MATERIAL DO EXERCÍCIO:
<<<<

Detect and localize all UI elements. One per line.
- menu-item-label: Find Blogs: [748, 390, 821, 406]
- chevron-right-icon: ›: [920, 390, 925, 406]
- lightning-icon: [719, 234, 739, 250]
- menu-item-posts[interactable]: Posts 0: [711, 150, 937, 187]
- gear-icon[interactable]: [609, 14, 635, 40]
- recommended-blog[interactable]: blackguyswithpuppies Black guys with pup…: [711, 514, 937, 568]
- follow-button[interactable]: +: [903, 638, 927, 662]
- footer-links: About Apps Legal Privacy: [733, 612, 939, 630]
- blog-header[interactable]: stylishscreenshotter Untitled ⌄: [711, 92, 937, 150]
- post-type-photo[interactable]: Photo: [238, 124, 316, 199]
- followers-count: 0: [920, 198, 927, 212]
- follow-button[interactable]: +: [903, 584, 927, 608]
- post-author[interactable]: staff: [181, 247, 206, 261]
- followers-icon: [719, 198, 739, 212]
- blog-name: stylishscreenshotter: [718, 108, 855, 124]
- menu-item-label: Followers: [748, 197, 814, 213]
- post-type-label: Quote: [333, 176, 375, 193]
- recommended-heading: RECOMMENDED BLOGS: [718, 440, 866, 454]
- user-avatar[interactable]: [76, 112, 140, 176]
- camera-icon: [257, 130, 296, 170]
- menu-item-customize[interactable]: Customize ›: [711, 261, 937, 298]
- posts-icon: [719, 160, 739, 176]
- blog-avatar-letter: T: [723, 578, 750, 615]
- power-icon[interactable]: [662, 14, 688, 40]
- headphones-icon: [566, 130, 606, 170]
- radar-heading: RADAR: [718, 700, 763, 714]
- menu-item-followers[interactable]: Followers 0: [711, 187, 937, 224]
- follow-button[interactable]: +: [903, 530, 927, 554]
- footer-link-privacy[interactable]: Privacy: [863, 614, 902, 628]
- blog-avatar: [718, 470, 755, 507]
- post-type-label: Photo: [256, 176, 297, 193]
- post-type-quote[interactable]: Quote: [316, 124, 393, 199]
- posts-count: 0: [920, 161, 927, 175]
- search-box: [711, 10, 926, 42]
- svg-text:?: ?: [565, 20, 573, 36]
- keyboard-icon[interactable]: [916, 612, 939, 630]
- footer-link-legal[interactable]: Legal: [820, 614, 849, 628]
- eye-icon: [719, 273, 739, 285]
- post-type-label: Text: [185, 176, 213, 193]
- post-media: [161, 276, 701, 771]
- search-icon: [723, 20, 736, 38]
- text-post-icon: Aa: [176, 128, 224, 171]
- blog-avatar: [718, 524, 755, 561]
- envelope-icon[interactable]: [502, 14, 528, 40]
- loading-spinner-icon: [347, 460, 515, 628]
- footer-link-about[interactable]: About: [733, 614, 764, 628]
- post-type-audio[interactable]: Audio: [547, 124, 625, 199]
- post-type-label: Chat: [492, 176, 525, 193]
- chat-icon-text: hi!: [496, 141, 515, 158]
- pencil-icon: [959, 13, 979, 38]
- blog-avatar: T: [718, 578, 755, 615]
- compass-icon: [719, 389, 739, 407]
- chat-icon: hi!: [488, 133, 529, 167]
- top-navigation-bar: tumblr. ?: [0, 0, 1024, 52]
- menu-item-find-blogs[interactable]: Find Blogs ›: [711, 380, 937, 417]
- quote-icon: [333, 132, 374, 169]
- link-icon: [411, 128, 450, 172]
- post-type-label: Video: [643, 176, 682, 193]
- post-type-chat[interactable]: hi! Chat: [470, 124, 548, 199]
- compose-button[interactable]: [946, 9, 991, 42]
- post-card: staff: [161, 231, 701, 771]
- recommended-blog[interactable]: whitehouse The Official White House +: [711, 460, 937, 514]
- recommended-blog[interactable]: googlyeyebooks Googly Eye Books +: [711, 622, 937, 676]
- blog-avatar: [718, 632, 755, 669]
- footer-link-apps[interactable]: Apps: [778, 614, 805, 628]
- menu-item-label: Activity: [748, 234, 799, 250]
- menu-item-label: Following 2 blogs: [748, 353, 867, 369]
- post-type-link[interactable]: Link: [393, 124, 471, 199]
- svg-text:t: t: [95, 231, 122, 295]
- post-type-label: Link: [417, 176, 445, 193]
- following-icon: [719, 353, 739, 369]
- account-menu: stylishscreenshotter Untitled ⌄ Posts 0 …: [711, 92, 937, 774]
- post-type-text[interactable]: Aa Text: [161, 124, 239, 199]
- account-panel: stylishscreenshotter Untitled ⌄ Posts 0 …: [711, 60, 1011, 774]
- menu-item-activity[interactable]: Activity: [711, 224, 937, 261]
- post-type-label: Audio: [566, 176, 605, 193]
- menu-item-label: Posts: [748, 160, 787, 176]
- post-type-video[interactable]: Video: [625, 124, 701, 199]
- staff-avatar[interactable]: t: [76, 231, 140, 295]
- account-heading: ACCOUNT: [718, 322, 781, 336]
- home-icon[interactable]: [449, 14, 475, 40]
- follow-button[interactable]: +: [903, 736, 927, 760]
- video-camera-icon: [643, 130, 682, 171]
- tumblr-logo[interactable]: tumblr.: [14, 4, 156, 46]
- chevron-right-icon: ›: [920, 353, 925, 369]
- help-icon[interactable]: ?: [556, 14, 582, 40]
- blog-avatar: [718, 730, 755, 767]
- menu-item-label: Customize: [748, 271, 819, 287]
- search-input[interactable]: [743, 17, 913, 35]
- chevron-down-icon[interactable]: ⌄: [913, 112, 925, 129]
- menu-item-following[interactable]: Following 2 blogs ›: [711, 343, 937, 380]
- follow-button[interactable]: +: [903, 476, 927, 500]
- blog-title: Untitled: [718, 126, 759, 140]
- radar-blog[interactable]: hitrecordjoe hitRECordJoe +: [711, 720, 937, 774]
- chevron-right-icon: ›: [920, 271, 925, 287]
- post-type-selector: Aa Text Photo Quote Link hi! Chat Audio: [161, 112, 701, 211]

>>>>

SUAS INSTRUÇÕES: Reproduza todas as linhas dos registros acima, sem alterar nenhuma delas.

RESPOSTA DO EXERCÍCIO:
Detect and localize all UI elements. One per line.
- menu-item-label: Find Blogs: [748, 390, 821, 406]
- chevron-right-icon: ›: [920, 390, 925, 406]
- lightning-icon: [719, 234, 739, 250]
- menu-item-posts[interactable]: Posts 0: [711, 150, 937, 187]
- gear-icon[interactable]: [609, 14, 635, 40]
- recommended-blog[interactable]: blackguyswithpuppies Black guys with pup…: [711, 514, 937, 568]
- follow-button[interactable]: +: [903, 638, 927, 662]
- footer-links: About Apps Legal Privacy: [733, 612, 939, 630]
- blog-header[interactable]: stylishscreenshotter Untitled ⌄: [711, 92, 937, 150]
- post-type-photo[interactable]: Photo: [238, 124, 316, 199]
- followers-count: 0: [920, 198, 927, 212]
- follow-button[interactable]: +: [903, 584, 927, 608]
- post-author[interactable]: staff: [181, 247, 206, 261]
- followers-icon: [719, 198, 739, 212]
- blog-name: stylishscreenshotter: [718, 108, 855, 124]
- menu-item-label: Followers: [748, 197, 814, 213]
- post-type-label: Quote: [333, 176, 375, 193]
- recommended-heading: RECOMMENDED BLOGS: [718, 440, 866, 454]
- user-avatar[interactable]: [76, 112, 140, 176]
- camera-icon: [257, 130, 296, 170]
- menu-item-customize[interactable]: Customize ›: [711, 261, 937, 298]
- posts-icon: [719, 160, 739, 176]
- blog-avatar-letter: T: [723, 578, 750, 615]
- power-icon[interactable]: [662, 14, 688, 40]
- headphones-icon: [566, 130, 606, 170]
- radar-heading: RADAR: [718, 700, 763, 714]
- menu-item-followers[interactable]: Followers 0: [711, 187, 937, 224]
- follow-button[interactable]: +: [903, 530, 927, 554]
- footer-link-privacy[interactable]: Privacy: [863, 614, 902, 628]
- blog-avatar: [718, 470, 755, 507]
- post-type-label: Photo: [256, 176, 297, 193]
- post-type-quote[interactable]: Quote: [316, 124, 393, 199]
- posts-count: 0: [920, 161, 927, 175]
- search-box: [711, 10, 926, 42]
- svg-text:?: ?: [565, 20, 573, 36]
- keyboard-icon[interactable]: [916, 612, 939, 630]
- footer-link-legal[interactable]: Legal: [820, 614, 849, 628]
- eye-icon: [719, 273, 739, 285]
- post-type-label: Text: [185, 176, 213, 193]
- post-media: [161, 276, 701, 771]
- search-icon: [723, 20, 736, 38]
- text-post-icon: Aa: [176, 128, 224, 171]
- blog-avatar: [718, 524, 755, 561]
- envelope-icon[interactable]: [502, 14, 528, 40]
- loading-spinner-icon: [347, 460, 515, 628]
- footer-link-about[interactable]: About: [733, 614, 764, 628]
- post-type-audio[interactable]: Audio: [547, 124, 625, 199]
- post-type-label: Chat: [492, 176, 525, 193]
- chat-icon-text: hi!: [496, 141, 515, 158]
- pencil-icon: [959, 13, 979, 38]
- blog-avatar: T: [718, 578, 755, 615]
- compass-icon: [719, 389, 739, 407]
- chat-icon: hi!: [488, 133, 529, 167]
- top-navigation-bar: tumblr. ?: [0, 0, 1024, 52]
- menu-item-find-blogs[interactable]: Find Blogs ›: [711, 380, 937, 417]
- quote-icon: [333, 132, 374, 169]
- link-icon: [411, 128, 450, 172]
- post-type-label: Video: [643, 176, 682, 193]
- post-type-chat[interactable]: hi! Chat: [470, 124, 548, 199]
- compose-button[interactable]: [946, 9, 991, 42]
- post-card: staff: [161, 231, 701, 771]
- recommended-blog[interactable]: whitehouse The Official White House +: [711, 460, 937, 514]
- recommended-blog[interactable]: googlyeyebooks Googly Eye Books +: [711, 622, 937, 676]
- blog-avatar: [718, 632, 755, 669]
- footer-link-apps[interactable]: Apps: [778, 614, 805, 628]
- menu-item-label: Activity: [748, 234, 799, 250]
- menu-item-label: Following 2 blogs: [748, 353, 867, 369]
- post-type-link[interactable]: Link: [393, 124, 471, 199]
- svg-text:t: t: [95, 231, 122, 295]
- post-type-label: Link: [417, 176, 445, 193]
- following-icon: [719, 353, 739, 369]
- account-menu: stylishscreenshotter Untitled ⌄ Posts 0 …: [711, 92, 937, 774]
- post-type-text[interactable]: Aa Text: [161, 124, 239, 199]
- account-panel: stylishscreenshotter Untitled ⌄ Posts 0 …: [711, 60, 1011, 774]
- menu-item-activity[interactable]: Activity: [711, 224, 937, 261]
- post-type-label: Audio: [566, 176, 605, 193]
- menu-item-label: Posts: [748, 160, 787, 176]
- post-type-video[interactable]: Video: [625, 124, 701, 199]
- staff-avatar[interactable]: t: [76, 231, 140, 295]
- account-heading: ACCOUNT: [718, 322, 781, 336]
- home-icon[interactable]: [449, 14, 475, 40]
- follow-button[interactable]: +: [903, 736, 927, 760]
- video-camera-icon: [643, 130, 682, 171]
- tumblr-logo[interactable]: tumblr.: [14, 4, 156, 46]
- chevron-right-icon: ›: [920, 353, 925, 369]
- help-icon[interactable]: ?: [556, 14, 582, 40]
- blog-avatar: [718, 730, 755, 767]
- menu-item-label: Customize: [748, 271, 819, 287]
- search-input[interactable]: [743, 17, 913, 35]
- chevron-down-icon[interactable]: ⌄: [913, 112, 925, 129]
- menu-item-following[interactable]: Following 2 blogs ›: [711, 343, 937, 380]
- follow-button[interactable]: +: [903, 476, 927, 500]
- blog-title: Untitled: [718, 126, 759, 140]
- radar-blog[interactable]: hitrecordjoe hitRECordJoe +: [711, 720, 937, 774]
- chevron-right-icon: ›: [920, 271, 925, 287]
- post-type-selector: Aa Text Photo Quote Link hi! Chat Audio: [161, 112, 701, 211]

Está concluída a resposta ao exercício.